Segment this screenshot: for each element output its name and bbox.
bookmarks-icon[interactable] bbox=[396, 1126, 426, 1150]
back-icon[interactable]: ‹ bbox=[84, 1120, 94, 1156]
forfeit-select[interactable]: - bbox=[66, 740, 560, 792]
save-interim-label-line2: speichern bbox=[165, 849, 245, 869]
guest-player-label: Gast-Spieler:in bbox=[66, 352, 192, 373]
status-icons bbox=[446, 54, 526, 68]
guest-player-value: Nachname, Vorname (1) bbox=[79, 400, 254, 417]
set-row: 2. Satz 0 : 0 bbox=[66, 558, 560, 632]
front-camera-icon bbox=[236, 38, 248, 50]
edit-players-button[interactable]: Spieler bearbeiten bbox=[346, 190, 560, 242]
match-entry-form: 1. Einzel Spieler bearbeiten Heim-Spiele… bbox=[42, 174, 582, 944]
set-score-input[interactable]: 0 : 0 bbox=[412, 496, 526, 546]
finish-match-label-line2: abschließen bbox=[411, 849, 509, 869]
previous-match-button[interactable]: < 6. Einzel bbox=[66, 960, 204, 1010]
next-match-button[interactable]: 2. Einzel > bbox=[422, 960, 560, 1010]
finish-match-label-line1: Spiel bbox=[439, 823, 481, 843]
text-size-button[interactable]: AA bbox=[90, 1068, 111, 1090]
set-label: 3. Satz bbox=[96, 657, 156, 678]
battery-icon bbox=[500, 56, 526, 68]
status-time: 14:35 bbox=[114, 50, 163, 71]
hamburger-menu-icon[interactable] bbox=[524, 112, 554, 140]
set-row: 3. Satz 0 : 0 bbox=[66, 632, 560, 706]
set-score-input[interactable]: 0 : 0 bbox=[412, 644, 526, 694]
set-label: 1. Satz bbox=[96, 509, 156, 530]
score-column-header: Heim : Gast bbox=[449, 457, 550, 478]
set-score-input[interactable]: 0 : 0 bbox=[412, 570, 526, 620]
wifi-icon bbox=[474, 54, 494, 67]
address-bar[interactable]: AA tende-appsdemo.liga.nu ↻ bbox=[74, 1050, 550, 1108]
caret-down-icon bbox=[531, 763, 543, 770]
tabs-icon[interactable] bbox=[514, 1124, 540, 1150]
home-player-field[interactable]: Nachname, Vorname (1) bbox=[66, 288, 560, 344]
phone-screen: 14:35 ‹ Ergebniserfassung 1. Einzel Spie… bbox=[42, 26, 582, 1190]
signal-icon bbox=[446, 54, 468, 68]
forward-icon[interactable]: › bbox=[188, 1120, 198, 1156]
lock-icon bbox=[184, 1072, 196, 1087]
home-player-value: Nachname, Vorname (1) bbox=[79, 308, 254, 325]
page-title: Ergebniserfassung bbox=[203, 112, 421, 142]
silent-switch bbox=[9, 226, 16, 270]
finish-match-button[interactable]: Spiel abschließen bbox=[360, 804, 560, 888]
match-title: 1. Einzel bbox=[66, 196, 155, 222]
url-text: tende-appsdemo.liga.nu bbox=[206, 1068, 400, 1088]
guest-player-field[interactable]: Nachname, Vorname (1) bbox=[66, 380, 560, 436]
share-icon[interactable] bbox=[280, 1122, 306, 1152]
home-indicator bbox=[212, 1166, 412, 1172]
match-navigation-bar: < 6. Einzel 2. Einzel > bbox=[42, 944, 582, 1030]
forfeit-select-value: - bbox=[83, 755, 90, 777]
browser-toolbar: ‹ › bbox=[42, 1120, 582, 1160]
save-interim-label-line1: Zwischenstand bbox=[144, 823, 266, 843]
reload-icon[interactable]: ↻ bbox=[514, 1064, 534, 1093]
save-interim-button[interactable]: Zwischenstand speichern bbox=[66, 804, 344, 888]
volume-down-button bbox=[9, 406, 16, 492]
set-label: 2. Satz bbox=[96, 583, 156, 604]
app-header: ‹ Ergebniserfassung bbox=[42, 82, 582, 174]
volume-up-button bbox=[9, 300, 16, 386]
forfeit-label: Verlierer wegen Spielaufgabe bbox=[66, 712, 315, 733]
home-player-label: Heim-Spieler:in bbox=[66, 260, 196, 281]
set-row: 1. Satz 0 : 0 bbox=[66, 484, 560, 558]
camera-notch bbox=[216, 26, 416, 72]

Task requirements
Can you reproduce every entry above word for word, changing nothing?

Correct response
Segment this screenshot: for each element output its name and bbox.
bookmarks-icon[interactable] bbox=[396, 1126, 426, 1150]
back-icon[interactable]: ‹ bbox=[84, 1120, 94, 1156]
forfeit-select[interactable]: - bbox=[66, 740, 560, 792]
save-interim-label-line2: speichern bbox=[165, 849, 245, 869]
guest-player-label: Gast-Spieler:in bbox=[66, 352, 192, 373]
status-icons bbox=[446, 54, 526, 68]
guest-player-value: Nachname, Vorname (1) bbox=[79, 400, 254, 417]
set-row: 2. Satz 0 : 0 bbox=[66, 558, 560, 632]
front-camera-icon bbox=[236, 38, 248, 50]
edit-players-button[interactable]: Spieler bearbeiten bbox=[346, 190, 560, 242]
match-entry-form: 1. Einzel Spieler bearbeiten Heim-Spiele… bbox=[42, 174, 582, 944]
set-score-input[interactable]: 0 : 0 bbox=[412, 496, 526, 546]
finish-match-label-line2: abschließen bbox=[411, 849, 509, 869]
previous-match-button[interactable]: < 6. Einzel bbox=[66, 960, 204, 1010]
next-match-button[interactable]: 2. Einzel > bbox=[422, 960, 560, 1010]
finish-match-label-line1: Spiel bbox=[439, 823, 481, 843]
text-size-button[interactable]: AA bbox=[90, 1068, 111, 1090]
set-label: 3. Satz bbox=[96, 657, 156, 678]
battery-icon bbox=[500, 56, 526, 68]
status-time: 14:35 bbox=[114, 50, 163, 71]
hamburger-menu-icon[interactable] bbox=[524, 112, 554, 140]
set-row: 3. Satz 0 : 0 bbox=[66, 632, 560, 706]
set-score-input[interactable]: 0 : 0 bbox=[412, 644, 526, 694]
set-label: 1. Satz bbox=[96, 509, 156, 530]
score-column-header: Heim : Gast bbox=[449, 457, 550, 478]
set-score-input[interactable]: 0 : 0 bbox=[412, 570, 526, 620]
wifi-icon bbox=[474, 54, 494, 67]
address-bar[interactable]: AA tende-appsdemo.liga.nu ↻ bbox=[74, 1050, 550, 1108]
caret-down-icon bbox=[531, 763, 543, 770]
tabs-icon[interactable] bbox=[514, 1124, 540, 1150]
home-player-field[interactable]: Nachname, Vorname (1) bbox=[66, 288, 560, 344]
phone-screen: 14:35 ‹ Ergebniserfassung 1. Einzel Spie… bbox=[42, 26, 582, 1190]
signal-icon bbox=[446, 54, 468, 68]
forward-icon[interactable]: › bbox=[188, 1120, 198, 1156]
lock-icon bbox=[184, 1072, 196, 1087]
home-player-value: Nachname, Vorname (1) bbox=[79, 308, 254, 325]
page-title: Ergebniserfassung bbox=[203, 112, 421, 142]
silent-switch bbox=[9, 226, 16, 270]
finish-match-button[interactable]: Spiel abschließen bbox=[360, 804, 560, 888]
match-title: 1. Einzel bbox=[66, 196, 155, 222]
url-text: tende-appsdemo.liga.nu bbox=[206, 1068, 400, 1088]
guest-player-field[interactable]: Nachname, Vorname (1) bbox=[66, 380, 560, 436]
share-icon[interactable] bbox=[280, 1122, 306, 1152]
home-indicator bbox=[212, 1166, 412, 1172]
match-navigation-bar: < 6. Einzel 2. Einzel > bbox=[42, 944, 582, 1030]
forfeit-select-value: - bbox=[83, 755, 90, 777]
browser-toolbar: ‹ › bbox=[42, 1120, 582, 1160]
save-interim-label-line1: Zwischenstand bbox=[144, 823, 266, 843]
reload-icon[interactable]: ↻ bbox=[514, 1064, 534, 1093]
save-interim-button[interactable]: Zwischenstand speichern bbox=[66, 804, 344, 888]
volume-down-button bbox=[9, 406, 16, 492]
set-label: 2. Satz bbox=[96, 583, 156, 604]
app-header: ‹ Ergebniserfassung bbox=[42, 82, 582, 174]
volume-up-button bbox=[9, 300, 16, 386]
forfeit-label: Verlierer wegen Spielaufgabe bbox=[66, 712, 315, 733]
home-player-label: Heim-Spieler:in bbox=[66, 260, 196, 281]
set-row: 1. Satz 0 : 0 bbox=[66, 484, 560, 558]
camera-notch bbox=[216, 26, 416, 72]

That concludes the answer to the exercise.